>> START Data for this task

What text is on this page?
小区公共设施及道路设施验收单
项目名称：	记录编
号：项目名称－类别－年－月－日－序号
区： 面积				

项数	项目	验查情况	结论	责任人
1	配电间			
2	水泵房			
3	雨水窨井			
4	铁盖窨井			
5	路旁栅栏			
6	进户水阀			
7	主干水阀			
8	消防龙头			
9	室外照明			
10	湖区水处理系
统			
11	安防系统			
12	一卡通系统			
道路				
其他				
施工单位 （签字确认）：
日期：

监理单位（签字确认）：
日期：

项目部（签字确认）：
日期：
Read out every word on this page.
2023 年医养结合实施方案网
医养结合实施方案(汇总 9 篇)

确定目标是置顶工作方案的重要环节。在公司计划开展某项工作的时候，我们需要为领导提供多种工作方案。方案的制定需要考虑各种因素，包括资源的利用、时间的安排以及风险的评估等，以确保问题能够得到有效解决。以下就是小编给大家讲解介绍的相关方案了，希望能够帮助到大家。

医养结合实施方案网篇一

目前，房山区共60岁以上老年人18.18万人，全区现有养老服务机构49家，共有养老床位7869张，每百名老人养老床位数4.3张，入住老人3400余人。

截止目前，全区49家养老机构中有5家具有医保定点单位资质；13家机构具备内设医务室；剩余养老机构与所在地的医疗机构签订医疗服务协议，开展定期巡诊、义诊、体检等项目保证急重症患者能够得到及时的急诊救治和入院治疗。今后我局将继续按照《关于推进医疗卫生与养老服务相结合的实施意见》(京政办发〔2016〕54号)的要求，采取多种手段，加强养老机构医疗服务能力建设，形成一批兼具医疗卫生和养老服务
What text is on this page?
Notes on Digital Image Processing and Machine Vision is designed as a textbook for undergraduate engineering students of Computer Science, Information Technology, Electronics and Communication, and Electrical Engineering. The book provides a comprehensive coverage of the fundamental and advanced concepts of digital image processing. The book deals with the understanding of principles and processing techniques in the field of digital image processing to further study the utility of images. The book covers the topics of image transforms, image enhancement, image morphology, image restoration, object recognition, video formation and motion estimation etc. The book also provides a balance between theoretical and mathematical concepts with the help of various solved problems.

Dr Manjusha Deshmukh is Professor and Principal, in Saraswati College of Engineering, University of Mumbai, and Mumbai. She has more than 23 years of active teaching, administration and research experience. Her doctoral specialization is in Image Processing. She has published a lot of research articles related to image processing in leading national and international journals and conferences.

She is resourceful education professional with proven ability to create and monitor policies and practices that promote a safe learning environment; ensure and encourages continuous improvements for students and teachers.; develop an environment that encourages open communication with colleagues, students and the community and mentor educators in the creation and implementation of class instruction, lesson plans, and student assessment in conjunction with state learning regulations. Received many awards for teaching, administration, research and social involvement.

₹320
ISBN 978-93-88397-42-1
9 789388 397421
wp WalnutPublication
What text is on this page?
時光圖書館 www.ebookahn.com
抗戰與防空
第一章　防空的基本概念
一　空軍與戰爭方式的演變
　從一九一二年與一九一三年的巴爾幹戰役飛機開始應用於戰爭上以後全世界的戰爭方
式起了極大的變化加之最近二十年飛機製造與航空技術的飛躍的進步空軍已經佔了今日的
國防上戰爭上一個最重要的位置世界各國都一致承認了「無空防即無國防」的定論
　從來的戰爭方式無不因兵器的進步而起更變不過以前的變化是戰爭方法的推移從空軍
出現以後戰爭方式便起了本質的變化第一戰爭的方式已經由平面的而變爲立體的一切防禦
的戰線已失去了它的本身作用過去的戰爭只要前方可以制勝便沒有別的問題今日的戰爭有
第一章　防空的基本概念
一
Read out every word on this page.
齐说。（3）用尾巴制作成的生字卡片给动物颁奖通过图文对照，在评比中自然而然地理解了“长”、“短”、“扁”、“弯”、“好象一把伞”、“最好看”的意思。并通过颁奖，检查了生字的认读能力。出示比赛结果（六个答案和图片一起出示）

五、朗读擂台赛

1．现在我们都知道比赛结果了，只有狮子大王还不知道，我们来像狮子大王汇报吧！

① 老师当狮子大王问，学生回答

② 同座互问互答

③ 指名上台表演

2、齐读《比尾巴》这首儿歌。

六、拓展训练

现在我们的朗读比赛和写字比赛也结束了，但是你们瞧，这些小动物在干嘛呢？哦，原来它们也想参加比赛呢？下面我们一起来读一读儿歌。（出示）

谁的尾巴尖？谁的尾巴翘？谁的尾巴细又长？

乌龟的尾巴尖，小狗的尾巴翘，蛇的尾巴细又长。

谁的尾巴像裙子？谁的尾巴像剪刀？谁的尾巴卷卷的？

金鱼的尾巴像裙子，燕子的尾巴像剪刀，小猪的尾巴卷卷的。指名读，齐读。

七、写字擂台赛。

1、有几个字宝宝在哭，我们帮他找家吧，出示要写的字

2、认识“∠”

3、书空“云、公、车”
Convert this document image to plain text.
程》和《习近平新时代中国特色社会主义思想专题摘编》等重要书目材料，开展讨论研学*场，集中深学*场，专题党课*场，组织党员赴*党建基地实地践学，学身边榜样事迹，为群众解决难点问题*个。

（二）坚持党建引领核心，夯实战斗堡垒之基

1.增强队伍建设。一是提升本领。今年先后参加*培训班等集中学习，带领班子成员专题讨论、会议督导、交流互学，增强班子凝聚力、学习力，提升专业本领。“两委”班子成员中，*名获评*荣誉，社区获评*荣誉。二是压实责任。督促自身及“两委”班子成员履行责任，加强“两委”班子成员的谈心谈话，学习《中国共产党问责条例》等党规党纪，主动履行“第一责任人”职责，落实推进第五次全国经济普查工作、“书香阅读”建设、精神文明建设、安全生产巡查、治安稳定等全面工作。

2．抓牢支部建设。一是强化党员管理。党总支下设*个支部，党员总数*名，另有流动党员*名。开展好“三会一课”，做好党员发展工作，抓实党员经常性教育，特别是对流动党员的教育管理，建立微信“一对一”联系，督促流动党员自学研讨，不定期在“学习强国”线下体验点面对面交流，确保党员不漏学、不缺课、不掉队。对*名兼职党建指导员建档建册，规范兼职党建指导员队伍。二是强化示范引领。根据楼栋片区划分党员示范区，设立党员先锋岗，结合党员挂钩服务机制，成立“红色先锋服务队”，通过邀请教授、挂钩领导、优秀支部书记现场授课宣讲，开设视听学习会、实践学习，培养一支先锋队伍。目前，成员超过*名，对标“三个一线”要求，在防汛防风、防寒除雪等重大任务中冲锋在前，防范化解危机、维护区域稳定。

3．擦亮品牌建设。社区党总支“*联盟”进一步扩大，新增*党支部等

>> END Data for this task

■ **Directions for this task**: Return all the data exactly as given.

■ **Exercise output**:
What text is on this page?
小区公共设施及道路设施验收单
项目名称：	记录编
号：项目名称－类别－年－月－日－序号
区： 面积				

项数	项目	验查情况	结论	责任人
1	配电间			
2	水泵房			
3	雨水窨井			
4	铁盖窨井			
5	路旁栅栏			
6	进户水阀			
7	主干水阀			
8	消防龙头			
9	室外照明			
10	湖区水处理系
统			
11	安防系统			
12	一卡通系统			
道路				
其他				
施工单位 （签字确认）：
日期：

监理单位（签字确认）：
日期：

项目部（签字确认）：
日期：
Read out every word on this page.
2023 年医养结合实施方案网
医养结合实施方案(汇总 9 篇)

确定目标是置顶工作方案的重要环节。在公司计划开展某项工作的时候，我们需要为领导提供多种工作方案。方案的制定需要考虑各种因素，包括资源的利用、时间的安排以及风险的评估等，以确保问题能够得到有效解决。以下就是小编给大家讲解介绍的相关方案了，希望能够帮助到大家。

医养结合实施方案网篇一

目前，房山区共60岁以上老年人18.18万人，全区现有养老服务机构49家，共有养老床位7869张，每百名老人养老床位数4.3张，入住老人3400余人。

截止目前，全区49家养老机构中有5家具有医保定点单位资质；13家机构具备内设医务室；剩余养老机构与所在地的医疗机构签订医疗服务协议，开展定期巡诊、义诊、体检等项目保证急重症患者能够得到及时的急诊救治和入院治疗。今后我局将继续按照《关于推进医疗卫生与养老服务相结合的实施意见》(京政办发〔2016〕54号)的要求，采取多种手段，加强养老机构医疗服务能力建设，形成一批兼具医疗卫生和养老服务
What text is on this page?
Notes on Digital Image Processing and Machine Vision is designed as a textbook for undergraduate engineering students of Computer Science, Information Technology, Electronics and Communication, and Electrical Engineering. The book provides a comprehensive coverage of the fundamental and advanced concepts of digital image processing. The book deals with the understanding of principles and processing techniques in the field of digital image processing to further study the utility of images. The book covers the topics of image transforms, image enhancement, image morphology, image restoration, object recognition, video formation and motion estimation etc. The book also provides a balance between theoretical and mathematical concepts with the help of various solved problems.

Dr Manjusha Deshmukh is Professor and Principal, in Saraswati College of Engineering, University of Mumbai, and Mumbai. She has more than 23 years of active teaching, administration and research experience. Her doctoral specialization is in Image Processing. She has published a lot of research articles related to image processing in leading national and international journals and conferences.

She is resourceful education professional with proven ability to create and monitor policies and practices that promote a safe learning environment; ensure and encourages continuous improvements for students and teachers.; develop an environment that encourages open communication with colleagues, students and the community and mentor educators in the creation and implementation of class instruction, lesson plans, and student assessment in conjunction with state learning regulations. Received many awards for teaching, administration, research and social involvement.

₹320
ISBN 978-93-88397-42-1
9 789388 397421
wp WalnutPublication
What text is on this page?
時光圖書館 www.ebookahn.com
抗戰與防空
第一章　防空的基本概念
一　空軍與戰爭方式的演變
　從一九一二年與一九一三年的巴爾幹戰役飛機開始應用於戰爭上以後全世界的戰爭方
式起了極大的變化加之最近二十年飛機製造與航空技術的飛躍的進步空軍已經佔了今日的
國防上戰爭上一個最重要的位置世界各國都一致承認了「無空防即無國防」的定論
　從來的戰爭方式無不因兵器的進步而起更變不過以前的變化是戰爭方法的推移從空軍
出現以後戰爭方式便起了本質的變化第一戰爭的方式已經由平面的而變爲立體的一切防禦
的戰線已失去了它的本身作用過去的戰爭只要前方可以制勝便沒有別的問題今日的戰爭有
第一章　防空的基本概念
一
Read out every word on this page.
齐说。（3）用尾巴制作成的生字卡片给动物颁奖通过图文对照，在评比中自然而然地理解了“长”、“短”、“扁”、“弯”、“好象一把伞”、“最好看”的意思。并通过颁奖，检查了生字的认读能力。出示比赛结果（六个答案和图片一起出示）

五、朗读擂台赛

1．现在我们都知道比赛结果了，只有狮子大王还不知道，我们来像狮子大王汇报吧！

① 老师当狮子大王问，学生回答

② 同座互问互答

③ 指名上台表演

2、齐读《比尾巴》这首儿歌。

六、拓展训练

现在我们的朗读比赛和写字比赛也结束了，但是你们瞧，这些小动物在干嘛呢？哦，原来它们也想参加比赛呢？下面我们一起来读一读儿歌。（出示）

谁的尾巴尖？谁的尾巴翘？谁的尾巴细又长？

乌龟的尾巴尖，小狗的尾巴翘，蛇的尾巴细又长。

谁的尾巴像裙子？谁的尾巴像剪刀？谁的尾巴卷卷的？

金鱼的尾巴像裙子，燕子的尾巴像剪刀，小猪的尾巴卷卷的。指名读，齐读。

七、写字擂台赛。

1、有几个字宝宝在哭，我们帮他找家吧，出示要写的字

2、认识“∠”

3、书空“云、公、车”
Convert this document image to plain text.
程》和《习近平新时代中国特色社会主义思想专题摘编》等重要书目材料，开展讨论研学*场，集中深学*场，专题党课*场，组织党员赴*党建基地实地践学，学身边榜样事迹，为群众解决难点问题*个。

（二）坚持党建引领核心，夯实战斗堡垒之基

1.增强队伍建设。一是提升本领。今年先后参加*培训班等集中学习，带领班子成员专题讨论、会议督导、交流互学，增强班子凝聚力、学习力，提升专业本领。“两委”班子成员中，*名获评*荣誉，社区获评*荣誉。二是压实责任。督促自身及“两委”班子成员履行责任，加强“两委”班子成员的谈心谈话，学习《中国共产党问责条例》等党规党纪，主动履行“第一责任人”职责，落实推进第五次全国经济普查工作、“书香阅读”建设、精神文明建设、安全生产巡查、治安稳定等全面工作。

2．抓牢支部建设。一是强化党员管理。党总支下设*个支部，党员总数*名，另有流动党员*名。开展好“三会一课”，做好党员发展工作，抓实党员经常性教育，特别是对流动党员的教育管理，建立微信“一对一”联系，督促流动党员自学研讨，不定期在“学习强国”线下体验点面对面交流，确保党员不漏学、不缺课、不掉队。对*名兼职党建指导员建档建册，规范兼职党建指导员队伍。二是强化示范引领。根据楼栋片区划分党员示范区，设立党员先锋岗，结合党员挂钩服务机制，成立“红色先锋服务队”，通过邀请教授、挂钩领导、优秀支部书记现场授课宣讲，开设视听学习会、实践学习，培养一支先锋队伍。目前，成员超过*名，对标“三个一线”要求，在防汛防风、防寒除雪等重大任务中冲锋在前，防范化解危机、维护区域稳定。

3．擦亮品牌建设。社区党总支“*联盟”进一步扩大，新增*党支部等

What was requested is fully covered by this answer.